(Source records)
────────────────

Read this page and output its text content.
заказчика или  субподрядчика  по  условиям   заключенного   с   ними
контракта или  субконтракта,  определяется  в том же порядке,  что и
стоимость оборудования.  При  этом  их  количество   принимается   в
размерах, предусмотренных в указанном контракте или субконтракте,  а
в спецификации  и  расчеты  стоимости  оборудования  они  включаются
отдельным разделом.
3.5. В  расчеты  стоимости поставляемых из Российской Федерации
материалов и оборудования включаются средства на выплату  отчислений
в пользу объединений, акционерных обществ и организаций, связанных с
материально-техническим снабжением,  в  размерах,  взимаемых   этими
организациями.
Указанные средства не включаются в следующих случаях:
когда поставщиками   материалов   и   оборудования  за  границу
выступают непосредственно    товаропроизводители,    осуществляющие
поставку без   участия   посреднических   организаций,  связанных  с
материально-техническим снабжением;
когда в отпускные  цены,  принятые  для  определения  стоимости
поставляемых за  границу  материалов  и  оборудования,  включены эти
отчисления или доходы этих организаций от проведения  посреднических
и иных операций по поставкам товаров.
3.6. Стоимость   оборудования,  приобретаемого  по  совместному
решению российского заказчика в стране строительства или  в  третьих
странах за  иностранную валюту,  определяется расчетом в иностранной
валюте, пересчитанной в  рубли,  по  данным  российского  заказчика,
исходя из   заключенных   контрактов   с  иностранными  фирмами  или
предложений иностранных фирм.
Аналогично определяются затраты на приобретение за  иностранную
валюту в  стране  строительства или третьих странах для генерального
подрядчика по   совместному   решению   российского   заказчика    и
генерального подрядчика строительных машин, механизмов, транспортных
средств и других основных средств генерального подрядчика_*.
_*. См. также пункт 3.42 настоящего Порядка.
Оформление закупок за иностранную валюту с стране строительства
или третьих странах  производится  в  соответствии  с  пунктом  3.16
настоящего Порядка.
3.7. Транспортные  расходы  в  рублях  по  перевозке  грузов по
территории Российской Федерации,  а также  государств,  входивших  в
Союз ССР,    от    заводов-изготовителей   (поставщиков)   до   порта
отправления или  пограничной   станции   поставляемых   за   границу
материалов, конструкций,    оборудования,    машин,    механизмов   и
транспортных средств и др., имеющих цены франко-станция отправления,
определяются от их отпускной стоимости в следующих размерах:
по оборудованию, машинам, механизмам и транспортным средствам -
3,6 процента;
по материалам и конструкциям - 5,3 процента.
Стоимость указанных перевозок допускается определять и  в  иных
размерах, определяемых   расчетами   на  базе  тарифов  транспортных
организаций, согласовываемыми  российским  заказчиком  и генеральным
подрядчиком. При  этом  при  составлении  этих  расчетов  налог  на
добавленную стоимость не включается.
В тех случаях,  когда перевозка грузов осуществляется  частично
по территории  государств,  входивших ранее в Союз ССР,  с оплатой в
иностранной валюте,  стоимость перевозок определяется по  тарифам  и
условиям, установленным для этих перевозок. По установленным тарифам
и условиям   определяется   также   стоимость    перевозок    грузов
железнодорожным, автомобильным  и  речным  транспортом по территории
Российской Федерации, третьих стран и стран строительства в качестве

────────────────

WHAT THE TASK REQUIRES — From the records above, pull out each line that has "определяется".

EXERCISE ANSWER —
контракта или  субконтракта,  определяется  в том же порядке,  что и
странах за  иностранную валюту,  определяется расчетом в иностранной
иностранной валюте,  стоимость перевозок определяется по  тарифам  и
и условиям   определяется   также   стоимость    перевозок    грузов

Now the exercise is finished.